— Written problem —
Lines holding the string "Gewohnheiten" are the ones to copy; find them all in the data.

=== Task data ===

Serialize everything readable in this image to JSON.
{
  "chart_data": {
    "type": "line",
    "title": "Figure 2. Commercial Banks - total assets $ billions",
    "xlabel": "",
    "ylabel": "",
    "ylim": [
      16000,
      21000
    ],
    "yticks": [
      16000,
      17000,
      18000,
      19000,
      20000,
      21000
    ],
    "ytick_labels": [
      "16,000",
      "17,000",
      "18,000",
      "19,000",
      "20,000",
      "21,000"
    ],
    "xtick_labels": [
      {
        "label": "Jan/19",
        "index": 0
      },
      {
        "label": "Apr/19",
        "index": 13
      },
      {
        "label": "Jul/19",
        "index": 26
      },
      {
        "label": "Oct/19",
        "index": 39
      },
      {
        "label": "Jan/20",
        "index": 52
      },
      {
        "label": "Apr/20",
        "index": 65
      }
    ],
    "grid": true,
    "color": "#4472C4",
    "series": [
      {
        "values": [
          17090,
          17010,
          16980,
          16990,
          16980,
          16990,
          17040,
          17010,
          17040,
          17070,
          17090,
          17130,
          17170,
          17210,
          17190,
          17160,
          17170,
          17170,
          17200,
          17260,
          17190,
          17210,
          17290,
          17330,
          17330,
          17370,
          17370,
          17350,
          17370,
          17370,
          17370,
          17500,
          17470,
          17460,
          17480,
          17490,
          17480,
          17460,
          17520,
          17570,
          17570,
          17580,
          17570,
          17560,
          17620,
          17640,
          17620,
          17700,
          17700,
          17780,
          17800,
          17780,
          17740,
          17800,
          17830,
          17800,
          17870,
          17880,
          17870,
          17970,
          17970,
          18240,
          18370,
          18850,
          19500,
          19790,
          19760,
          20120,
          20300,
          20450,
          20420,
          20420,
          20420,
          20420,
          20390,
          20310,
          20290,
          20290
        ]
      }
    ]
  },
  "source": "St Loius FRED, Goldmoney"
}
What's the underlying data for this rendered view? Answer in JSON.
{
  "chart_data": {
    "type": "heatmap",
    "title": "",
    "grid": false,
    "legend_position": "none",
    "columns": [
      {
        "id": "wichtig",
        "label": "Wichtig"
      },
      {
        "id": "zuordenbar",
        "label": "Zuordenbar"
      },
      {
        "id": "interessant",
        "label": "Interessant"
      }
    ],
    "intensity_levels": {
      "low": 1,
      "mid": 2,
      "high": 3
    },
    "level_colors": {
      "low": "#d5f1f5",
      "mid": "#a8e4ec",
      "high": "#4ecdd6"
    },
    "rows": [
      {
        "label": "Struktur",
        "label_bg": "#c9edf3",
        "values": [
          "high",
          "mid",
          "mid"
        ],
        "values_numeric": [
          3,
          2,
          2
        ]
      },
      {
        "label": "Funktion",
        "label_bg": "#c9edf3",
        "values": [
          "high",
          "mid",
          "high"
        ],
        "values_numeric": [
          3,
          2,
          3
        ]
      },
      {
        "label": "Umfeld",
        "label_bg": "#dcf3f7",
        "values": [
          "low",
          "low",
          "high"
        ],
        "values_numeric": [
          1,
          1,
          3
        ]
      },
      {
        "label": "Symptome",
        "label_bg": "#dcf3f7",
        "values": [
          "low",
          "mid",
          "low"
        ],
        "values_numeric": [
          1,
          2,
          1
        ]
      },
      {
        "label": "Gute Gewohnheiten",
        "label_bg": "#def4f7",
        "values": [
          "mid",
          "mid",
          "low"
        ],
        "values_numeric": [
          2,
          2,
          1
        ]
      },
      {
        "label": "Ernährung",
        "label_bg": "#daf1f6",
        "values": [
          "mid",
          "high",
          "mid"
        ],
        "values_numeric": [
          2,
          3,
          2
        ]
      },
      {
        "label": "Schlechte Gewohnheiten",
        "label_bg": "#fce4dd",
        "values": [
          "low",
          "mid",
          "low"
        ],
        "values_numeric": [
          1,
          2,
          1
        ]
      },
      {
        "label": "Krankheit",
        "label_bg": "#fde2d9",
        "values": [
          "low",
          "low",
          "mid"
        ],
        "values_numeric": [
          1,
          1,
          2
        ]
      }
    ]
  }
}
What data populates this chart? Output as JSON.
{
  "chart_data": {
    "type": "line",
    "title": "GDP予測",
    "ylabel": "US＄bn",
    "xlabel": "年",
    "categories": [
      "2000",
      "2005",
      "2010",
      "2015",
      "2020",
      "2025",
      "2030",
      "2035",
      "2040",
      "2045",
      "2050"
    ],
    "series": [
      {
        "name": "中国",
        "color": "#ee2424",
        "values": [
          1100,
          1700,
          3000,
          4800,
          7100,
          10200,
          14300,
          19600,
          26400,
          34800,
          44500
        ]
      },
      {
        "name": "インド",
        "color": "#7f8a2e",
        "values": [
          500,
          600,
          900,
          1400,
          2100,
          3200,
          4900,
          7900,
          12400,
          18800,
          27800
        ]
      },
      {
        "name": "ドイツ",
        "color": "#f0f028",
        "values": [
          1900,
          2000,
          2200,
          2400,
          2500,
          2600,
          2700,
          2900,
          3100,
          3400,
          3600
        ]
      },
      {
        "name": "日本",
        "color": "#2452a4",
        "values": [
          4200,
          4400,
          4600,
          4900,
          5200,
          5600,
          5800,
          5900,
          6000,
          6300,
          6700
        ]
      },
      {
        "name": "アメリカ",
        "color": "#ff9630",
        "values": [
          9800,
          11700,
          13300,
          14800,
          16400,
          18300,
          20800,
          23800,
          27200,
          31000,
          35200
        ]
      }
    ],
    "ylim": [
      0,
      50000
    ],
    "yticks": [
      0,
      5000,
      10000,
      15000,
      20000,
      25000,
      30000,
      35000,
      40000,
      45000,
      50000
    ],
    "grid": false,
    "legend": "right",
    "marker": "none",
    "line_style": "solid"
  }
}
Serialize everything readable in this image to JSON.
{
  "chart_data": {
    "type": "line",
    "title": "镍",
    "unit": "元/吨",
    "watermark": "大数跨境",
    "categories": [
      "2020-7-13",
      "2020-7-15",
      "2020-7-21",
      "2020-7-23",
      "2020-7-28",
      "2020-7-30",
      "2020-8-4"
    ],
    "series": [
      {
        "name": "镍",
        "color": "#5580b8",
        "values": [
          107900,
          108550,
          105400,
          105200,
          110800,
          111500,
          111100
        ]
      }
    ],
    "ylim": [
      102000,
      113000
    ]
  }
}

===

— The response —
        "label": "Gute Gewohnheiten",
        "label": "Schlechte Gewohnheiten",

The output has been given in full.